■ **TASK OBJECTIVE**: Reproduce each line of the listing exactly.
┄┄┄┄┄┄┄┄┄┄
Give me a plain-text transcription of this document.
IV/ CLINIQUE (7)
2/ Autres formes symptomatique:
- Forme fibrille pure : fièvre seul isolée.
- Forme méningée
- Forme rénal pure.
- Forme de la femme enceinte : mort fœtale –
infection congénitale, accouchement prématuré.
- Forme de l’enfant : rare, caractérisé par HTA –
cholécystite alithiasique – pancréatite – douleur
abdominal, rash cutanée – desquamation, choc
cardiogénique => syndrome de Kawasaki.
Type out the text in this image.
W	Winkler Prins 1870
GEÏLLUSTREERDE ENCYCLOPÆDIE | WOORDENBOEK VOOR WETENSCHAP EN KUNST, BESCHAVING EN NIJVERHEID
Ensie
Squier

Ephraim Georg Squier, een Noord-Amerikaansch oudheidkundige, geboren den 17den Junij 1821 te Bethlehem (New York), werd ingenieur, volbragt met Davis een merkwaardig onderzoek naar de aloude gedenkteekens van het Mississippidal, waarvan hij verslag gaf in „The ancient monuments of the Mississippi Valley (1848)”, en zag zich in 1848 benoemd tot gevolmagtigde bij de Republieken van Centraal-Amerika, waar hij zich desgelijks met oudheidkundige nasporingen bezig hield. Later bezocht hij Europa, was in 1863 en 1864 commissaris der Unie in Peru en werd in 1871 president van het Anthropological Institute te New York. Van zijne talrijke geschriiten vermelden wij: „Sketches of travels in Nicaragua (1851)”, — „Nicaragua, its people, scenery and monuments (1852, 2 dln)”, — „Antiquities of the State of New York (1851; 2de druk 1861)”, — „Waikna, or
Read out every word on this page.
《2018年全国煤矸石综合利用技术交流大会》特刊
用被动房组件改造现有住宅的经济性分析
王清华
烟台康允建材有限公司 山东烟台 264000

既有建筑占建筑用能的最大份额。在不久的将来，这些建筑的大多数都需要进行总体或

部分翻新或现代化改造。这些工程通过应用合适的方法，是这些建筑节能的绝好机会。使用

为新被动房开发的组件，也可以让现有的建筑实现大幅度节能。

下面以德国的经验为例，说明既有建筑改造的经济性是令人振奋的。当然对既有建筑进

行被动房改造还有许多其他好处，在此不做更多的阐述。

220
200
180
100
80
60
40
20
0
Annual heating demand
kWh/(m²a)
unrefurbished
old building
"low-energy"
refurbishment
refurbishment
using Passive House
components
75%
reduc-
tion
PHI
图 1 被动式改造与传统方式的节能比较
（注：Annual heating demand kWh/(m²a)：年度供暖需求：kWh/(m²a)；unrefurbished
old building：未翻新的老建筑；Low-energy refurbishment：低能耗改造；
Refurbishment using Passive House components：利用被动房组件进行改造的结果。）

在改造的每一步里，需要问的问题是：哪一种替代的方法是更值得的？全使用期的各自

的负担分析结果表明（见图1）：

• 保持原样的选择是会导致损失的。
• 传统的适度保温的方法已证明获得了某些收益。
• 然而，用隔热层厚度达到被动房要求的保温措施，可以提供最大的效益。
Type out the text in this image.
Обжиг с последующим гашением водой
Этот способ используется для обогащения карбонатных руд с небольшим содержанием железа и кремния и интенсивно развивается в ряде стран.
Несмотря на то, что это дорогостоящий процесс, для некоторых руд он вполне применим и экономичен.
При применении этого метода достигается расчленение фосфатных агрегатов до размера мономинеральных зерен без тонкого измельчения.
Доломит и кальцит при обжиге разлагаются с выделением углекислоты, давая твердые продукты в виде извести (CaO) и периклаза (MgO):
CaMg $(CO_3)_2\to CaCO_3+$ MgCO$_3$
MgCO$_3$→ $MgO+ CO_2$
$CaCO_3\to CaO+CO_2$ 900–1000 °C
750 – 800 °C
┄┄┄┄┄┄┄┄┄┄
■ **REPLY TO THE TASK**:
Give me a plain-text transcription of this document.
IV/ CLINIQUE (7)
2/ Autres formes symptomatique:
- Forme fibrille pure : fièvre seul isolée.
- Forme méningée
- Forme rénal pure.
- Forme de la femme enceinte : mort fœtale –
infection congénitale, accouchement prématuré.
- Forme de l’enfant : rare, caractérisé par HTA –
cholécystite alithiasique – pancréatite – douleur
abdominal, rash cutanée – desquamation, choc
cardiogénique => syndrome de Kawasaki.
Type out the text in this image.
W	Winkler Prins 1870
GEÏLLUSTREERDE ENCYCLOPÆDIE | WOORDENBOEK VOOR WETENSCHAP EN KUNST, BESCHAVING EN NIJVERHEID
Ensie
Squier

Ephraim Georg Squier, een Noord-Amerikaansch oudheidkundige, geboren den 17den Junij 1821 te Bethlehem (New York), werd ingenieur, volbragt met Davis een merkwaardig onderzoek naar de aloude gedenkteekens van het Mississippidal, waarvan hij verslag gaf in „The ancient monuments of the Mississippi Valley (1848)”, en zag zich in 1848 benoemd tot gevolmagtigde bij de Republieken van Centraal-Amerika, waar hij zich desgelijks met oudheidkundige nasporingen bezig hield. Later bezocht hij Europa, was in 1863 en 1864 commissaris der Unie in Peru en werd in 1871 president van het Anthropological Institute te New York. Van zijne talrijke geschriiten vermelden wij: „Sketches of travels in Nicaragua (1851)”, — „Nicaragua, its people, scenery and monuments (1852, 2 dln)”, — „Antiquities of the State of New York (1851; 2de druk 1861)”, — „Waikna, or
Read out every word on this page.
《2018年全国煤矸石综合利用技术交流大会》特刊
用被动房组件改造现有住宅的经济性分析
王清华
烟台康允建材有限公司 山东烟台 264000

既有建筑占建筑用能的最大份额。在不久的将来，这些建筑的大多数都需要进行总体或

部分翻新或现代化改造。这些工程通过应用合适的方法，是这些建筑节能的绝好机会。使用

为新被动房开发的组件，也可以让现有的建筑实现大幅度节能。

下面以德国的经验为例，说明既有建筑改造的经济性是令人振奋的。当然对既有建筑进

行被动房改造还有许多其他好处，在此不做更多的阐述。

220
200
180
100
80
60
40
20
0
Annual heating demand
kWh/(m²a)
unrefurbished
old building
"low-energy"
refurbishment
refurbishment
using Passive House
components
75%
reduc-
tion
PHI
图 1 被动式改造与传统方式的节能比较
（注：Annual heating demand kWh/(m²a)：年度供暖需求：kWh/(m²a)；unrefurbished
old building：未翻新的老建筑；Low-energy refurbishment：低能耗改造；
Refurbishment using Passive House components：利用被动房组件进行改造的结果。）

在改造的每一步里，需要问的问题是：哪一种替代的方法是更值得的？全使用期的各自

的负担分析结果表明（见图1）：

• 保持原样的选择是会导致损失的。
• 传统的适度保温的方法已证明获得了某些收益。
• 然而，用隔热层厚度达到被动房要求的保温措施，可以提供最大的效益。
Type out the text in this image.
Обжиг с последующим гашением водой
Этот способ используется для обогащения карбонатных руд с небольшим содержанием железа и кремния и интенсивно развивается в ряде стран.
Несмотря на то, что это дорогостоящий процесс, для некоторых руд он вполне применим и экономичен.
При применении этого метода достигается расчленение фосфатных агрегатов до размера мономинеральных зерен без тонкого измельчения.
Доломит и кальцит при обжиге разлагаются с выделением углекислоты, давая твердые продукты в виде извести (CaO) и периклаза (MgO):
CaMg $(CO_3)_2\to CaCO_3+$ MgCO$_3$
MgCO$_3$→ $MgO+ CO_2$
$CaCO_3\to CaO+CO_2$ 900–1000 °C
750 – 800 °C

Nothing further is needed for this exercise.